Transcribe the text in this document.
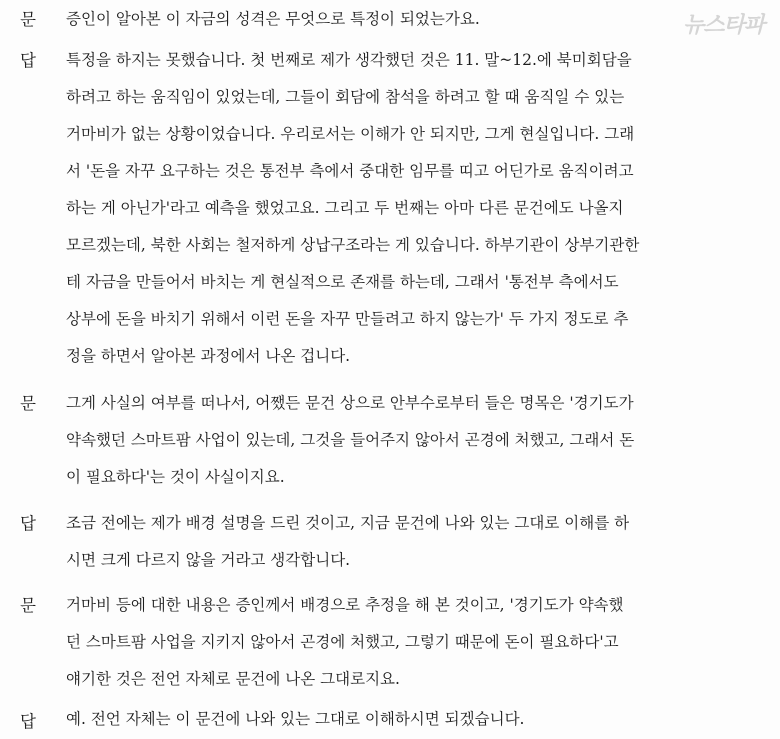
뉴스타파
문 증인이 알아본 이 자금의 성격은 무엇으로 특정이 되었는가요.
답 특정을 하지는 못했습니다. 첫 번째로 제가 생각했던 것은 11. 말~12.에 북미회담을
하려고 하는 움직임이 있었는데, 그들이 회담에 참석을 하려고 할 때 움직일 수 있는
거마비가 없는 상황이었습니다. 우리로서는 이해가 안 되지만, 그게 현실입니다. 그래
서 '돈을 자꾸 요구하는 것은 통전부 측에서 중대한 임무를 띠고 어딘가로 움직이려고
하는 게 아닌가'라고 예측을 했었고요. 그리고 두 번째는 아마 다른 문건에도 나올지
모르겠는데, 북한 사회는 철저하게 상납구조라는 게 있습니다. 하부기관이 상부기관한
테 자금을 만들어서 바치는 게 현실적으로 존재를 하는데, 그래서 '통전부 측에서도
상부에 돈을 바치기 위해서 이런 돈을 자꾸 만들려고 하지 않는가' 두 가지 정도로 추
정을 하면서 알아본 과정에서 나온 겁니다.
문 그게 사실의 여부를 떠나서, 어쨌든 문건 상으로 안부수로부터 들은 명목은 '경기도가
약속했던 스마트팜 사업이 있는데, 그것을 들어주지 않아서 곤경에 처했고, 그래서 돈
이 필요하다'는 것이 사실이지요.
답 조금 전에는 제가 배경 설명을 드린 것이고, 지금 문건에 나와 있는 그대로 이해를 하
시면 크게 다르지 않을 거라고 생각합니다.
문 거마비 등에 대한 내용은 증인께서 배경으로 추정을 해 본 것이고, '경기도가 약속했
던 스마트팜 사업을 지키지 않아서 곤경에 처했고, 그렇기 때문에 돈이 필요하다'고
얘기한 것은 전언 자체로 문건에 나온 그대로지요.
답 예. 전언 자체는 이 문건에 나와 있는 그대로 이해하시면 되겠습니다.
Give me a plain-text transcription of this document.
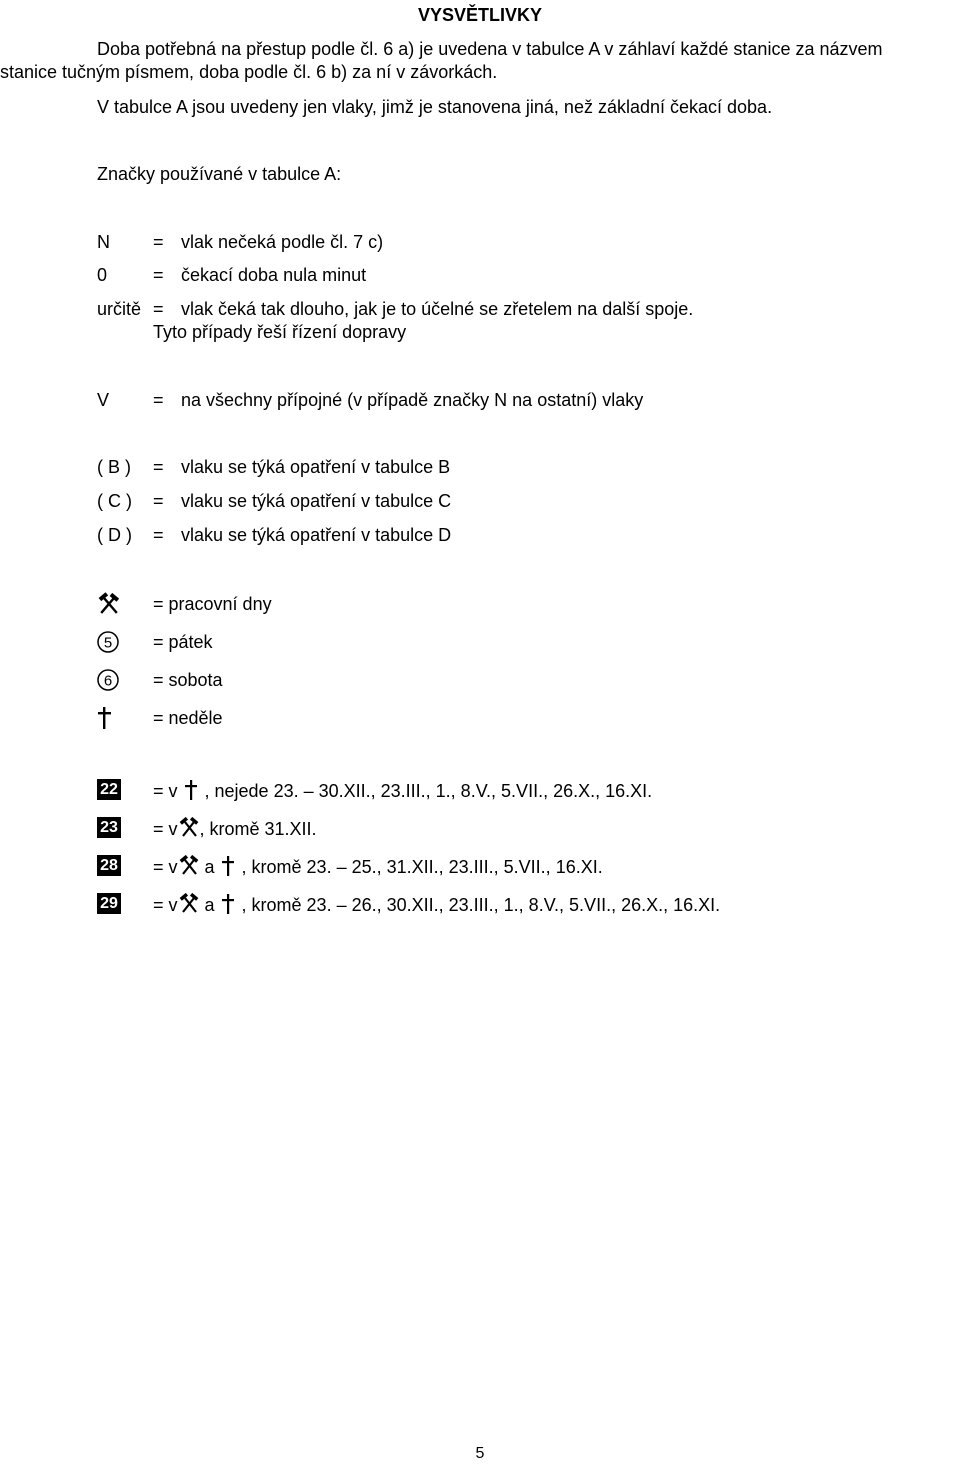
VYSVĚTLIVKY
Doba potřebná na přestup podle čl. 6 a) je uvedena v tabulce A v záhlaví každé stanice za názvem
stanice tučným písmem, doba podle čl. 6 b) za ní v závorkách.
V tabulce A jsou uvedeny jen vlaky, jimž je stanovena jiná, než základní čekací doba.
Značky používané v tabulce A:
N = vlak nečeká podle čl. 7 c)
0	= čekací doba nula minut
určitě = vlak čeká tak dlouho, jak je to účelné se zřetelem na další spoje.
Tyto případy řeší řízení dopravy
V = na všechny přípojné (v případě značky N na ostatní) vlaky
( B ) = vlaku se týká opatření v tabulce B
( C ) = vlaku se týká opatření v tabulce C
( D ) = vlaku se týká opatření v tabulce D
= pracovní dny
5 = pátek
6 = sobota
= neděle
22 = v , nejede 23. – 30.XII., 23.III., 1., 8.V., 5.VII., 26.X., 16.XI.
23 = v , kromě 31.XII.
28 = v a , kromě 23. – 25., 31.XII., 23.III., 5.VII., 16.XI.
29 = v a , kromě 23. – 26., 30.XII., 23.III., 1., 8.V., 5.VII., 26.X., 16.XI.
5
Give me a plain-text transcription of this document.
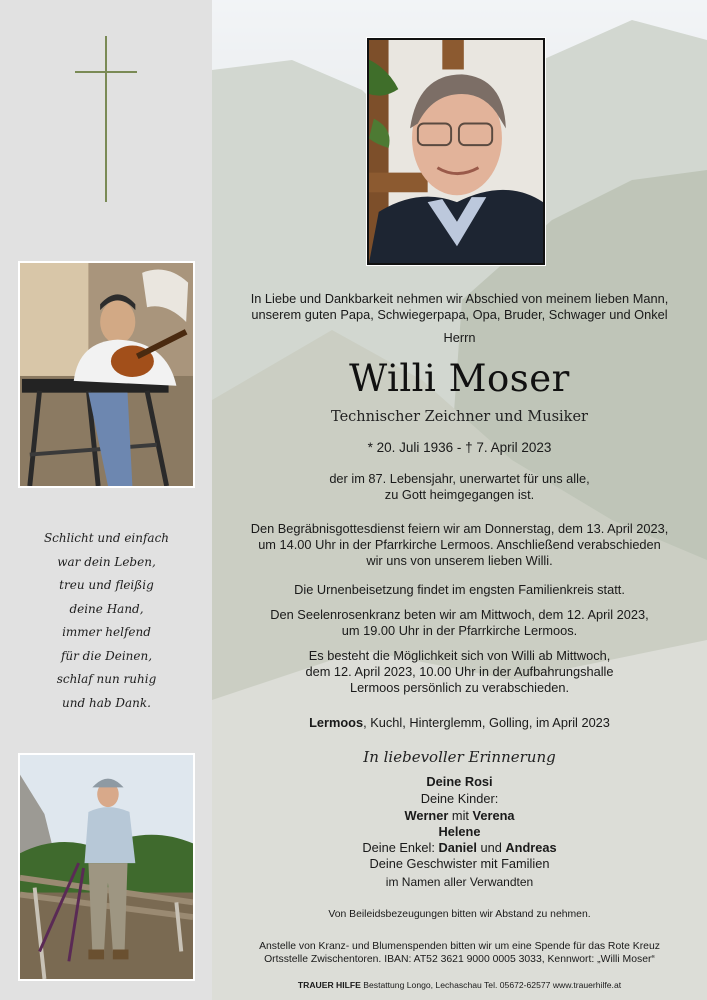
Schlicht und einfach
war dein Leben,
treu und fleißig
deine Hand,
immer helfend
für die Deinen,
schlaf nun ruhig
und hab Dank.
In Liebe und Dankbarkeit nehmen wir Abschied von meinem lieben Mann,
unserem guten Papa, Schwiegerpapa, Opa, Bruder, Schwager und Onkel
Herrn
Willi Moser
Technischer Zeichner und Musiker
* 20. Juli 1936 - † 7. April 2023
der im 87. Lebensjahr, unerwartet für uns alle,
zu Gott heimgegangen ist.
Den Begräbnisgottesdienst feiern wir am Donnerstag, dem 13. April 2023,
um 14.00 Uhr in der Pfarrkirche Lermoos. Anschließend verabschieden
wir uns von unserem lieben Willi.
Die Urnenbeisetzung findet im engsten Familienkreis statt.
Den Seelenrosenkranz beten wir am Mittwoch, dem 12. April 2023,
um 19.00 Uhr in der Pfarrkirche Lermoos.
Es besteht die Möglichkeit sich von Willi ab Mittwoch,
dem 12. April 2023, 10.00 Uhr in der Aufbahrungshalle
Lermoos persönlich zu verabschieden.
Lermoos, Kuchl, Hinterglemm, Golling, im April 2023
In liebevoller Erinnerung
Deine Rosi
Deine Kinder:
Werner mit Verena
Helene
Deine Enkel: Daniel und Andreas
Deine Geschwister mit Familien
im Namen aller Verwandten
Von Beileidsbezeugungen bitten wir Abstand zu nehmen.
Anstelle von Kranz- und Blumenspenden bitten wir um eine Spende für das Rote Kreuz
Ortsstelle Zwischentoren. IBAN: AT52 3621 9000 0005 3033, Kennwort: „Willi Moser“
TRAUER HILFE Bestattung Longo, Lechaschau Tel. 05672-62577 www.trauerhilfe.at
+ + + + +
Problem: Copy each line from the data above that includes "vlaky".

Solution for this problem:
V tabulce A jsou uvedeny jen vlaky, jimž je stanovena jiná, než základní čekací doba.
V = na všechny přípojné (v případě značky N na ostatní) vlaky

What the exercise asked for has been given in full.